EXERCISE OBJECTIVE
Copy out each line below that has the word "Pengenalan" in it.

PROVIDED RECORDS
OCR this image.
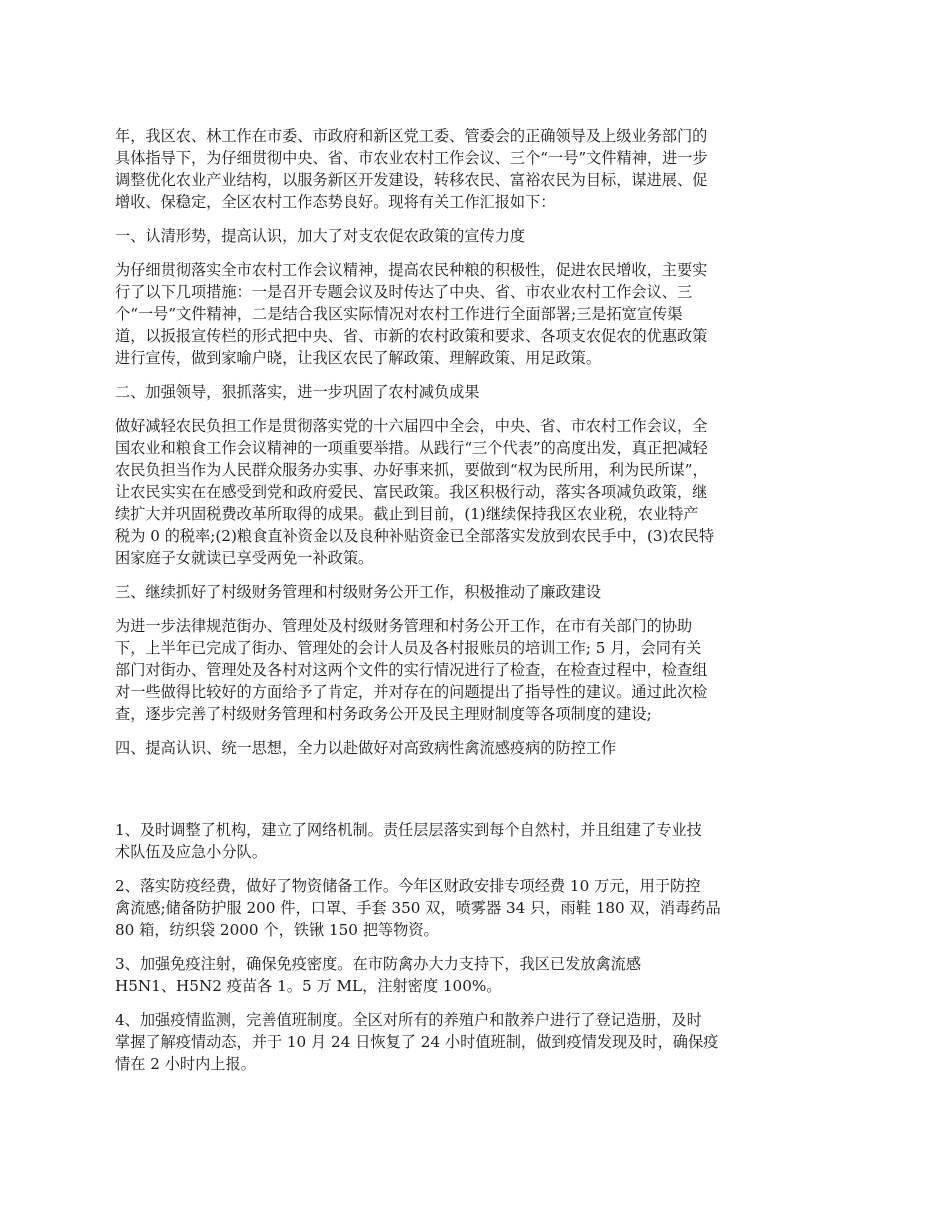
年，我区农、林工作在市委、市政府和新区党工委、管委会的正确领导及上级业务部门的
具体指导下，为仔细贯彻中央、省、市农业农村工作会议、三个“一号”文件精神，进一步
调整优化农业产业结构，以服务新区开发建设，转移农民、富裕农民为目标，谋进展、促
增收、保稳定，全区农村工作态势良好。现将有关工作汇报如下：

一、认清形势，提高认识，加大了对支农促农政策的宣传力度

为仔细贯彻落实全市农村工作会议精神，提高农民种粮的积极性，促进农民增收，主要实
行了以下几项措施：一是召开专题会议及时传达了中央、省、市农业农村工作会议、三
个“一号”文件精神，二是结合我区实际情况对农村工作进行全面部署;三是拓宽宣传渠
道，以扳报宣传栏的形式把中央、省、市新的农村政策和要求、各项支农促农的优惠政策
进行宣传，做到家喻户晓，让我区农民了解政策、理解政策、用足政策。

二、加强领导，狠抓落实，进一步巩固了农村减负成果

做好减轻农民负担工作是贯彻落实党的十六届四中全会，中央、省、市农村工作会议，全
国农业和粮食工作会议精神的一项重要举措。从践行“三个代表”的高度出发，真正把减轻
农民负担当作为人民群众服务办实事、办好事来抓，要做到“权为民所用，利为民所谋”，
让农民实实在在感受到党和政府爱民、富民政策。我区积极行动，落实各项减负政策，继
续扩大并巩固税费改革所取得的成果。截止到目前，(1)继续保持我区农业税，农业特产
税为 0 的税率;(2)粮食直补资金以及良种补贴资金已全部落实发放到农民手中，(3)农民特
困家庭子女就读已享受两免一补政策。

三、继续抓好了村级财务管理和村级财务公开工作，积极推动了廉政建设

为进一步法律规范街办、管理处及村级财务管理和村务公开工作，在市有关部门的协助
下，上半年已完成了街办、管理处的会计人员及各村报账员的培训工作; 5 月，会同有关
部门对街办、管理处及各村对这两个文件的实行情况进行了检查，在检查过程中，检查组
对一些做得比较好的方面给予了肯定，并对存在的问题提出了指导性的建议。通过此次检
查，逐步完善了村级财务管理和村务政务公开及民主理财制度等各项制度的建设;

四、提高认识、统一思想，全力以赴做好对高致病性禽流感疫病的防控工作

1、及时调整了机构，建立了网络机制。责任层层落实到每个自然村，并且组建了专业技
术队伍及应急小分队。

2、落实防疫经费，做好了物资储备工作。今年区财政安排专项经费 10 万元，用于防控
禽流感;储备防护服 200 件，口罩、手套 350 双，喷雾器 34 只，雨鞋 180 双，消毒药品
80 箱，纺织袋 2000 个，铁锹 150 把等物资。

3、加强免疫注射，确保免疫密度。在市防禽办大力支持下，我区已发放禽流感
H5N1、H5N2 疫苗各 1。5 万 ML，注射密度 100%。

4、加强疫情监测，完善值班制度。全区对所有的养殖户和散养户进行了登记造册，及时
掌握了解疫情动态，并于 10 月 24 日恢复了 24 小时值班制，做到疫情发现及时，确保疫
情在 2 小时内上报。
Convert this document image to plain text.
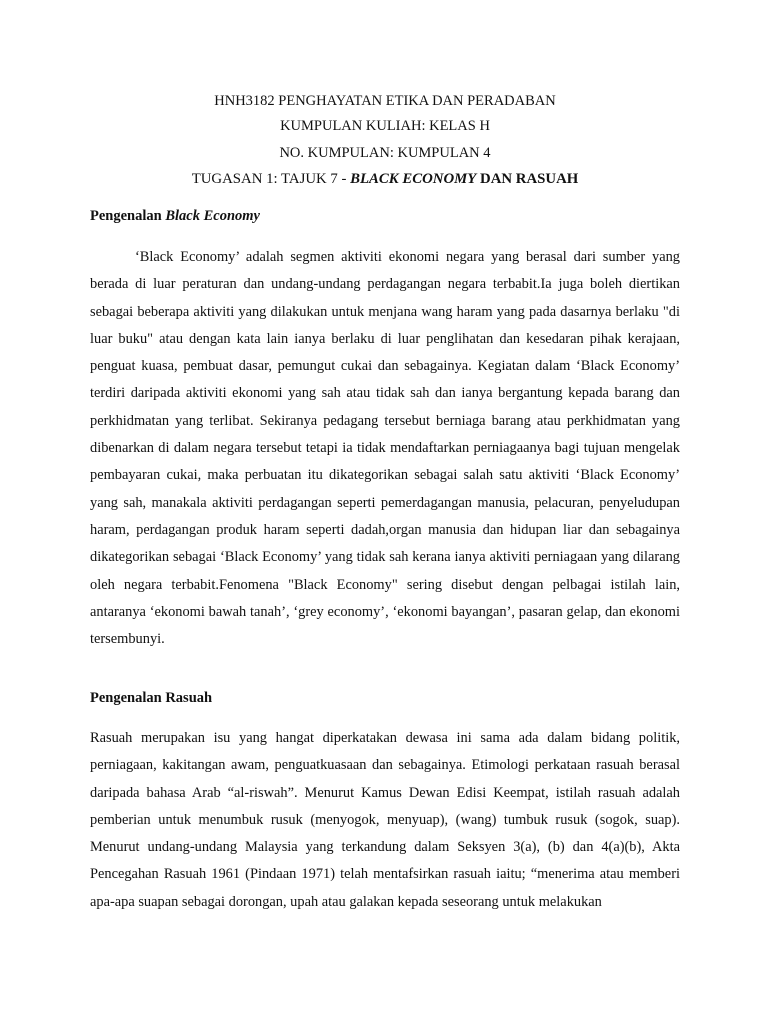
HNH3182 PENGHAYATAN ETIKA DAN PERADABAN
KUMPULAN KULIAH: KELAS H
NO. KUMPULAN: KUMPULAN 4
TUGASAN 1: TAJUK 7 - BLACK ECONOMY DAN RASUAH
Pengenalan Black Economy

‘Black Economy’ adalah segmen aktiviti ekonomi negara yang berasal dari sumber yang berada di luar peraturan dan undang-undang perdagangan negara terbabit.Ia juga boleh diertikan sebagai beberapa aktiviti yang dilakukan untuk menjana wang haram yang pada dasarnya berlaku "di luar buku" atau dengan kata lain ianya berlaku di luar penglihatan dan kesedaran pihak kerajaan, penguat kuasa, pembuat dasar, pemungut cukai dan sebagainya. Kegiatan dalam ‘Black Economy’ terdiri daripada aktiviti ekonomi yang sah atau tidak sah dan ianya bergantung kepada barang dan perkhidmatan yang terlibat. Sekiranya pedagang tersebut berniaga barang atau perkhidmatan yang dibenarkan di dalam negara tersebut tetapi ia tidak mendaftarkan perniagaanya bagi tujuan mengelak pembayaran cukai, maka perbuatan itu dikategorikan sebagai salah satu aktiviti ‘Black Economy’ yang sah, manakala aktiviti perdagangan seperti pemerdagangan manusia, pelacuran, penyeludupan haram, perdagangan produk haram seperti dadah,organ manusia dan hidupan liar dan sebagainya dikategorikan sebagai ‘Black Economy’ yang tidak sah kerana ianya aktiviti perniagaan yang dilarang oleh negara terbabit.Fenomena "Black Economy" sering disebut dengan pelbagai istilah lain, antaranya ‘ekonomi bawah tanah’, ‘grey economy’, ‘ekonomi bayangan’, pasaran gelap, dan ekonomi tersembunyi.

Pengenalan Rasuah

Rasuah merupakan isu yang hangat diperkatakan dewasa ini sama ada dalam bidang politik, perniagaan, kakitangan awam, penguatkuasaan dan sebagainya. Etimologi perkataan rasuah berasal daripada bahasa Arab “al-riswah”. Menurut Kamus Dewan Edisi Keempat, istilah rasuah adalah pemberian untuk menumbuk rusuk (menyogok, menyuap), (wang) tumbuk rusuk (sogok, suap). Menurut undang-undang Malaysia yang terkandung dalam Seksyen 3(a), (b) dan 4(a)(b), Akta Pencegahan Rasuah 1961 (Pindaan 1971) telah mentafsirkan rasuah iaitu; “menerima atau memberi apa-apa suapan sebagai dorongan, upah atau galakan kepada seseorang untuk melakukan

SOLUTION BELOW
Pengenalan Black Economy
Pengenalan Rasuah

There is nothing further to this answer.